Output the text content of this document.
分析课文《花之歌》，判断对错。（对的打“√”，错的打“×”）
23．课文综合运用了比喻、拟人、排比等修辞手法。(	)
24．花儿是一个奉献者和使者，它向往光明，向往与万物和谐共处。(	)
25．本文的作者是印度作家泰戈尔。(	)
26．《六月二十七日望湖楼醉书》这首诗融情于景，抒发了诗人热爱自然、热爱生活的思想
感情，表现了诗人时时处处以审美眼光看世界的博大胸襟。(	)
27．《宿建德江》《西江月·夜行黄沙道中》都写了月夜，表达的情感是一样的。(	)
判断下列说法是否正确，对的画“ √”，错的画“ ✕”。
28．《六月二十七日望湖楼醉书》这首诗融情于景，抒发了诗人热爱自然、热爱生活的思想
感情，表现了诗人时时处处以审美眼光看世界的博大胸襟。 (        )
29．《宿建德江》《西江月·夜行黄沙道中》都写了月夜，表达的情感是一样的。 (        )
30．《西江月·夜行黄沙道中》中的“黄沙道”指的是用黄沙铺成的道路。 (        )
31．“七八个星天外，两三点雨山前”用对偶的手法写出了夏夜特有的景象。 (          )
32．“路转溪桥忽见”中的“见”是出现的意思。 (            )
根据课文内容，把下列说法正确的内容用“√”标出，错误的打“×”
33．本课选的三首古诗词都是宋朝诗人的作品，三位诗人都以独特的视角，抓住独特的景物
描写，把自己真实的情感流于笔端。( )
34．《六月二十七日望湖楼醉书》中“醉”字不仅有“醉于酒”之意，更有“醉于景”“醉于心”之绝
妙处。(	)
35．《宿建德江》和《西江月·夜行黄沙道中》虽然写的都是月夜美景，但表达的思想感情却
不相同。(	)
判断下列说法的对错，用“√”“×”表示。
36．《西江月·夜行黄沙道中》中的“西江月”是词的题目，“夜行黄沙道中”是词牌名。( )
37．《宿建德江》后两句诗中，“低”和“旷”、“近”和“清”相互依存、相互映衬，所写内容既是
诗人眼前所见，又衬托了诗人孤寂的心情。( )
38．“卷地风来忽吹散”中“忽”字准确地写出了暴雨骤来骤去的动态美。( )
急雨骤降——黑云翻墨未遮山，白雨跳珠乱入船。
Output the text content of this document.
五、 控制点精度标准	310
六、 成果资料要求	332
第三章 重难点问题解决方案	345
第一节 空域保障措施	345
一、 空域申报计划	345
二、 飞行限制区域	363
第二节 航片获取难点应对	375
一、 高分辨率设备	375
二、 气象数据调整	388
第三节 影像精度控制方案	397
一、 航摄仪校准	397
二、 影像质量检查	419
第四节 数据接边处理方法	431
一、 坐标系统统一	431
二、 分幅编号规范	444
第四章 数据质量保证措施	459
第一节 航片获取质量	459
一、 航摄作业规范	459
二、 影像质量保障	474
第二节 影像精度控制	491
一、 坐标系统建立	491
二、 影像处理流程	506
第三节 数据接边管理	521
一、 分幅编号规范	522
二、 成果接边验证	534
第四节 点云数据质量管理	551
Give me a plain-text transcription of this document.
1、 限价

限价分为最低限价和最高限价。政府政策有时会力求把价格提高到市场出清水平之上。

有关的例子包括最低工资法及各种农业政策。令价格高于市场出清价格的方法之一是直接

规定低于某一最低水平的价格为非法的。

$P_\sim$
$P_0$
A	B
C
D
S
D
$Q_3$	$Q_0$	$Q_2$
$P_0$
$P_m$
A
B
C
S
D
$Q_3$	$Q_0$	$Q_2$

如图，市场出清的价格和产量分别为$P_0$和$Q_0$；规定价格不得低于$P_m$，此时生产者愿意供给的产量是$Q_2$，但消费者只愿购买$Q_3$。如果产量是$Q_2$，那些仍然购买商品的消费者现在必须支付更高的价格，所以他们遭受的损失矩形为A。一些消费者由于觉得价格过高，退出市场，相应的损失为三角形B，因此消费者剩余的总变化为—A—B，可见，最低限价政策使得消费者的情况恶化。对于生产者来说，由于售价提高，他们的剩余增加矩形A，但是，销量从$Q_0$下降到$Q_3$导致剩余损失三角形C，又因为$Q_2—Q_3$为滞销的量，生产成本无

## Work required
Look over the listing above. Pick out and copy every line that includes "这首诗融情于景".

## Correct response
26．《六月二十七日望湖楼醉书》这首诗融情于景，抒发了诗人热爱自然、热爱生活的思想
28．《六月二十七日望湖楼醉书》这首诗融情于景，抒发了诗人热爱自然、热爱生活的思想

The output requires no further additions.